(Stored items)
++++++++

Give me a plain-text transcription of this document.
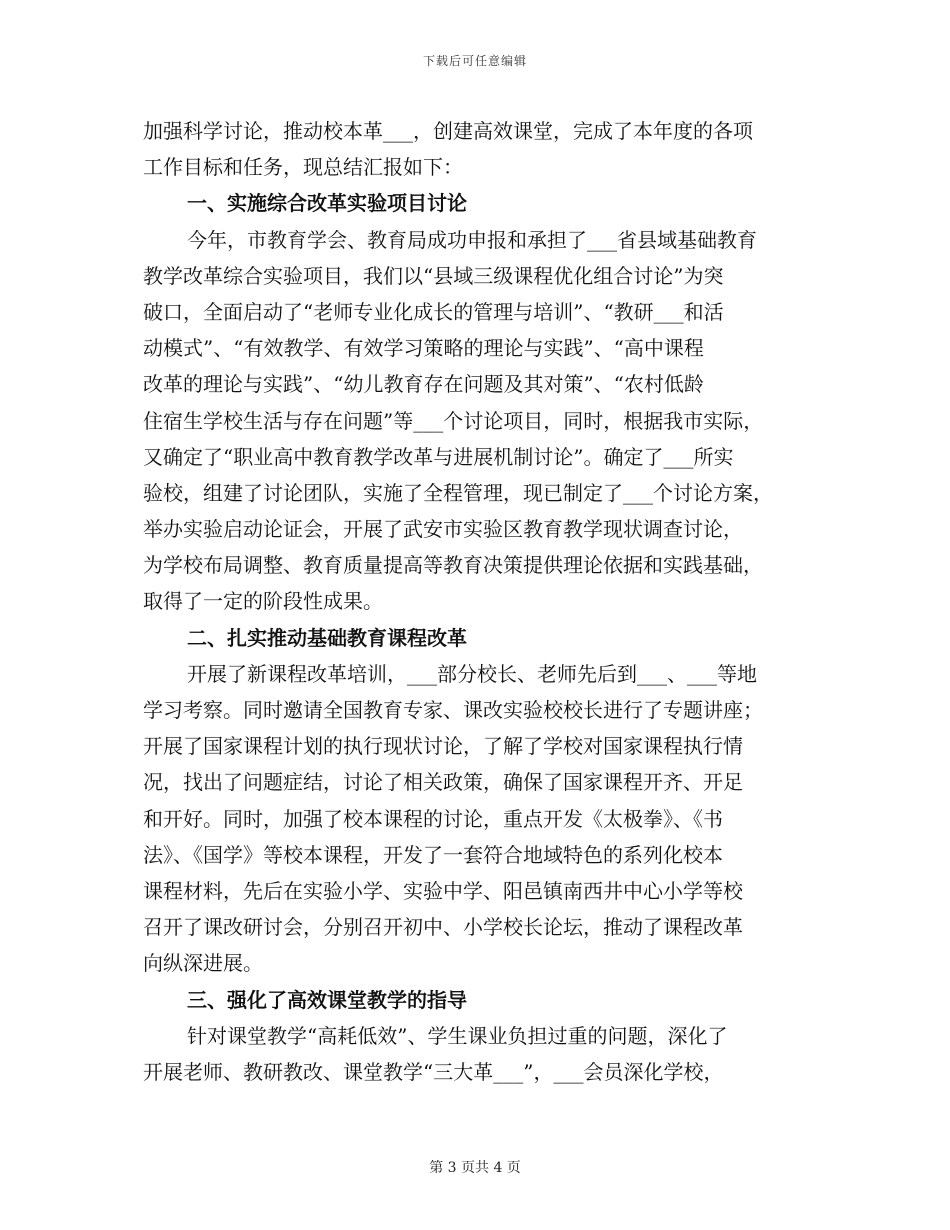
下载后可任意编辑
加强科学讨论，推动校本革___，创建高效课堂，完成了本年度的各项
工作目标和任务，现总结汇报如下：
一、实施综合改革实验项目讨论
今年，市教育学会、教育局成功申报和承担了___省县域基础教育
教学改革综合实验项目，我们以“县域三级课程优化组合讨论”为突
破口，全面启动了“老师专业化成长的管理与培训”、“教研___和活
动模式”、“有效教学、有效学习策略的理论与实践”、“高中课程
改革的理论与实践”、“幼儿教育存在问题及其对策”、“农村低龄
住宿生学校生活与存在问题”等___个讨论项目，同时，根据我市实际，
又确定了“职业高中教育教学改革与进展机制讨论”。确定了___所实
验校，组建了讨论团队，实施了全程管理，现已制定了___个讨论方案，
举办实验启动论证会，开展了武安市实验区教育教学现状调查讨论，
为学校布局调整、教育质量提高等教育决策提供理论依据和实践基础，
取得了一定的阶段性成果。
二、扎实推动基础教育课程改革
开展了新课程改革培训，___部分校长、老师先后到___、___等地
学习考察。同时邀请全国教育专家、课改实验校校长进行了专题讲座；
开展了国家课程计划的执行现状讨论，了解了学校对国家课程执行情
况，找出了问题症结，讨论了相关政策，确保了国家课程开齐、开足
和开好。同时，加强了校本课程的讨论，重点开发《太极拳》、《书
法》、《国学》等校本课程，开发了一套符合地域特色的系列化校本
课程材料，先后在实验小学、实验中学、阳邑镇南西井中心小学等校
召开了课改研讨会，分别召开初中、小学校长论坛，推动了课程改革
向纵深进展。
三、强化了高效课堂教学的指导
针对课堂教学“高耗低效”、学生课业负担过重的问题，深化了
开展老师、教研教改、课堂教学“三大革___”，___会员深化学校，
第 3 页共 4 页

++++++++

Short problem
Quote the entries in full. Any image among them is to be omitted from the copy.

Exercise response
Give me a plain-text transcription of this document.
下载后可任意编辑
加强科学讨论，推动校本革___，创建高效课堂，完成了本年度的各项
工作目标和任务，现总结汇报如下：
一、实施综合改革实验项目讨论
今年，市教育学会、教育局成功申报和承担了___省县域基础教育
教学改革综合实验项目，我们以“县域三级课程优化组合讨论”为突
破口，全面启动了“老师专业化成长的管理与培训”、“教研___和活
动模式”、“有效教学、有效学习策略的理论与实践”、“高中课程
改革的理论与实践”、“幼儿教育存在问题及其对策”、“农村低龄
住宿生学校生活与存在问题”等___个讨论项目，同时，根据我市实际，
又确定了“职业高中教育教学改革与进展机制讨论”。确定了___所实
验校，组建了讨论团队，实施了全程管理，现已制定了___个讨论方案，
举办实验启动论证会，开展了武安市实验区教育教学现状调查讨论，
为学校布局调整、教育质量提高等教育决策提供理论依据和实践基础，
取得了一定的阶段性成果。
二、扎实推动基础教育课程改革
开展了新课程改革培训，___部分校长、老师先后到___、___等地
学习考察。同时邀请全国教育专家、课改实验校校长进行了专题讲座；
开展了国家课程计划的执行现状讨论，了解了学校对国家课程执行情
况，找出了问题症结，讨论了相关政策，确保了国家课程开齐、开足
和开好。同时，加强了校本课程的讨论，重点开发《太极拳》、《书
法》、《国学》等校本课程，开发了一套符合地域特色的系列化校本
课程材料，先后在实验小学、实验中学、阳邑镇南西井中心小学等校
召开了课改研讨会，分别召开初中、小学校长论坛，推动了课程改革
向纵深进展。
三、强化了高效课堂教学的指导
针对课堂教学“高耗低效”、学生课业负担过重的问题，深化了
开展老师、教研教改、课堂教学“三大革___”，___会员深化学校，
第 3 页共 4 页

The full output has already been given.